• **Exercise description**:
Among the entries, which lines carry the string "мастера"? Copy each of them.

• **Material provided**:
________________________________________
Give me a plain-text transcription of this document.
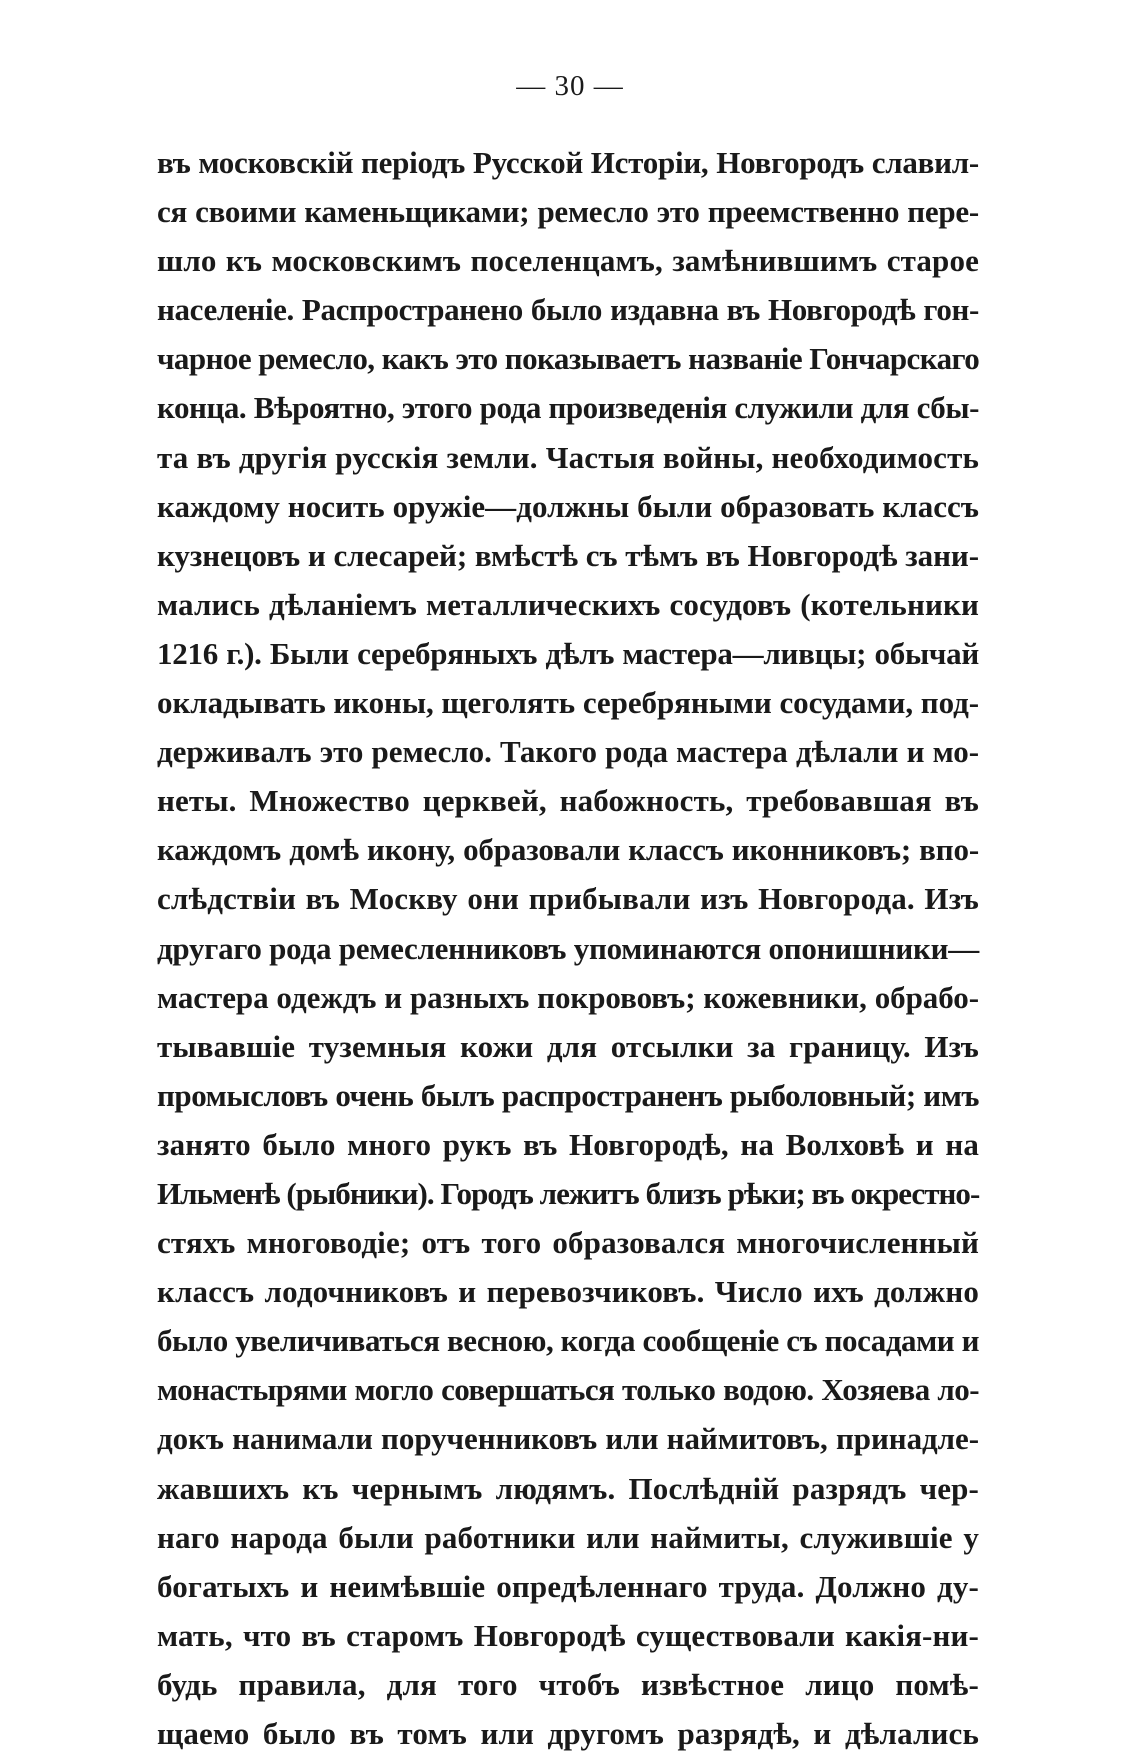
— 30 —
въ московскій періодъ Русской Исторіи, Новгородъ славил-
ся своими каменьщиками; ремесло это преемственно пере-
шло къ московскимъ поселенцамъ, замѣнившимъ старое
населеніе. Распространено было издавна въ Новгородѣ гон-
чарное ремесло, какъ это показываетъ названіе Гончарскаго
конца. Вѣроятно, этого рода произведенія служили для сбы-
та въ другія русскія земли. Частыя войны, необходимость
каждому носить оружіе—должны были образовать классъ
кузнецовъ и слесарей; вмѣстѣ съ тѣмъ въ Новгородѣ зани-
мались дѣланіемъ металлическихъ сосудовъ (котельники
1216 г.). Были серебряныхъ дѣлъ мастера—ливцы; обычай
окладывать иконы, щеголять серебряными сосудами, под-
держивалъ это ремесло. Такого рода мастера дѣлали и мо-
неты. Множество церквей, набожность, требовавшая въ
каждомъ домѣ икону, образовали классъ иконниковъ; впо-
слѣдствіи въ Москву они прибывали изъ Новгорода. Изъ
другаго рода ремесленниковъ упоминаются опонишники—
мастера одеждъ и разныхъ покрововъ; кожевники, обрабо-
тывавшіе туземныя кожи для отсылки за границу. Изъ
промысловъ очень былъ распространенъ рыболовный; имъ
занято было много рукъ въ Новгородѣ, на Волховѣ и на
Ильменѣ (рыбники). Городъ лежитъ близъ рѣки; въ окрестно-
стяхъ многоводіе; отъ того образовался многочисленный
классъ лодочниковъ и перевозчиковъ. Число ихъ должно
было увеличиваться весною, когда сообщеніе съ посадами и
монастырями могло совершаться только водою. Хозяева ло-
докъ нанимали порученниковъ или наймитовъ, принадле-
жавшихъ къ чернымъ людямъ. Послѣдній разрядъ чер-
наго народа были работники или наймиты, служившіе у
богатыхъ и неимѣвшіе опредѣленнаго труда. Должно ду-
мать, что въ старомъ Новгородѣ существовали какія-ни-
будь правила, для того чтобъ извѣстное лицо помѣ-
щаемо было въ томъ или другомъ разрядѣ, и дѣлались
________________________________________
• **Task response**:
1216 г.). Были серебряныхъ дѣлъ мастера—ливцы; обычай
держивалъ это ремесло. Такого рода мастера дѣлали и мо-
мастера одеждъ и разныхъ покрововъ; кожевники, обрабо-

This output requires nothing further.